Dataset entries ▸
■ ■ ■ ■ ■ ■ ■
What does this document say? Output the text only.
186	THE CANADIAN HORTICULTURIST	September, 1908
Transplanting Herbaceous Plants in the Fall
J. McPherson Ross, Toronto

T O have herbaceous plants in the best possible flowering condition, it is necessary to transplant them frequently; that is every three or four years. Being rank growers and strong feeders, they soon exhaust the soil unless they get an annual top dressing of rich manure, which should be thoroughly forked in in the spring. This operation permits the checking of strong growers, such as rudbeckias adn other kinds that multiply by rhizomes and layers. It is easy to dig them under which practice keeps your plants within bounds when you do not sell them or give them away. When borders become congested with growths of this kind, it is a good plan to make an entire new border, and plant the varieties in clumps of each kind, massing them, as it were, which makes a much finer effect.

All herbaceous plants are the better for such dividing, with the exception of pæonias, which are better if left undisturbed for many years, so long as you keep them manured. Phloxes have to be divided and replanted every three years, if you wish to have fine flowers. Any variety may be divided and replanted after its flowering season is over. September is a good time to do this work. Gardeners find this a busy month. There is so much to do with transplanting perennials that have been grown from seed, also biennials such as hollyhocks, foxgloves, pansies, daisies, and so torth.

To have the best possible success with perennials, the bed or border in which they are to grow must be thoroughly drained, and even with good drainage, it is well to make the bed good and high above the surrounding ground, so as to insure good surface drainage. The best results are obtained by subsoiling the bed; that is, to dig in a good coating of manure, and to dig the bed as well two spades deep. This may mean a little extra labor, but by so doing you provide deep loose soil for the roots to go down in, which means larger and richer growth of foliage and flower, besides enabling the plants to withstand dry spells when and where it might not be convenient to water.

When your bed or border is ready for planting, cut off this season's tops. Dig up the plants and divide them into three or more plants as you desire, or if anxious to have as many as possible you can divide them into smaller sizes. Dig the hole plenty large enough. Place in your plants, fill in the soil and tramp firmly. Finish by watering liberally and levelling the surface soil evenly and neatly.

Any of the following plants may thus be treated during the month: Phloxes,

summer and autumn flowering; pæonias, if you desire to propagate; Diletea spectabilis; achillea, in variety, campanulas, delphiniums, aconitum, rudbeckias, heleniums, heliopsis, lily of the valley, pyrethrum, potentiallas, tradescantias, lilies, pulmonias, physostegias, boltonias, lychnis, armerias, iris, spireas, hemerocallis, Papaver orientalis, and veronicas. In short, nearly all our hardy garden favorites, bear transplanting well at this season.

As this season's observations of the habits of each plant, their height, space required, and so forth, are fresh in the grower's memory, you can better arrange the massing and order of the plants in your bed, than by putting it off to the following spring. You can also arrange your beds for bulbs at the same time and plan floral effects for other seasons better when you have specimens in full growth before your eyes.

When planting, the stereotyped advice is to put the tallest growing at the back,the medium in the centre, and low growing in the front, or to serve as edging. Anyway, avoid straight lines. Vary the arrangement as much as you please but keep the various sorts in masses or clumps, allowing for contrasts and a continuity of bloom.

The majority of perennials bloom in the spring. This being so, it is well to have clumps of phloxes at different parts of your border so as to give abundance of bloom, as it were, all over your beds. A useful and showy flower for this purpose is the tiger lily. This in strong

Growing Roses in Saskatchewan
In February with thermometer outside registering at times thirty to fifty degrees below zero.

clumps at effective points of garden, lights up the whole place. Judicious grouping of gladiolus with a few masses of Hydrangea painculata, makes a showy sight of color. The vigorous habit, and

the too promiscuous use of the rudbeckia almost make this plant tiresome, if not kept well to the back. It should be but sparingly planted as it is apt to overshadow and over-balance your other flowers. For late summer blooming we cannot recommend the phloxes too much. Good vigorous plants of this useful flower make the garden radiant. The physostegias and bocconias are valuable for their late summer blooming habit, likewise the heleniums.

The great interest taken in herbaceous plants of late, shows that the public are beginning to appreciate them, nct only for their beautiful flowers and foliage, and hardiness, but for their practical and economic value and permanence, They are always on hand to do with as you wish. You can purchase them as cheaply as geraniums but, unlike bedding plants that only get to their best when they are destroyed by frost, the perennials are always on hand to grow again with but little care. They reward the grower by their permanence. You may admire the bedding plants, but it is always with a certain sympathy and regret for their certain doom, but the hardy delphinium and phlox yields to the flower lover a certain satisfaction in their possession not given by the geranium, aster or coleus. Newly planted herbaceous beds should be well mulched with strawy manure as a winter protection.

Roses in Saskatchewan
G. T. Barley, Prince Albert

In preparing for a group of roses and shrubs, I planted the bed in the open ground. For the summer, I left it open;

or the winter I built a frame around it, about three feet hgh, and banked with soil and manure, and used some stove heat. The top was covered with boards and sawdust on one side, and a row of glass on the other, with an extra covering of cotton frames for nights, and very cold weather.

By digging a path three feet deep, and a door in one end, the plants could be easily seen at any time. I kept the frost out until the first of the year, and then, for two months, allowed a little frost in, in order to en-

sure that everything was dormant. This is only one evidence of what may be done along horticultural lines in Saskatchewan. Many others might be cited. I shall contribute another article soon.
■ ■ ■ ■ ■ ■ ■
Exercise ▸
Scan the material above. Extract every line in which the word "showy" occurs.

Result below ▸
The majority of perennials bloom in the spring. This being so, it is well to have clumps of phloxes at different parts of your border so as to give abundance of bloom, as it were, all over your beds. A useful and showy flower for this purpose is the tiger lily. This in strong
clumps at effective points of garden, lights up the whole place. Judicious grouping of gladiolus with a few masses of Hydrangea painculata, makes a showy sight of color. The vigorous habit, and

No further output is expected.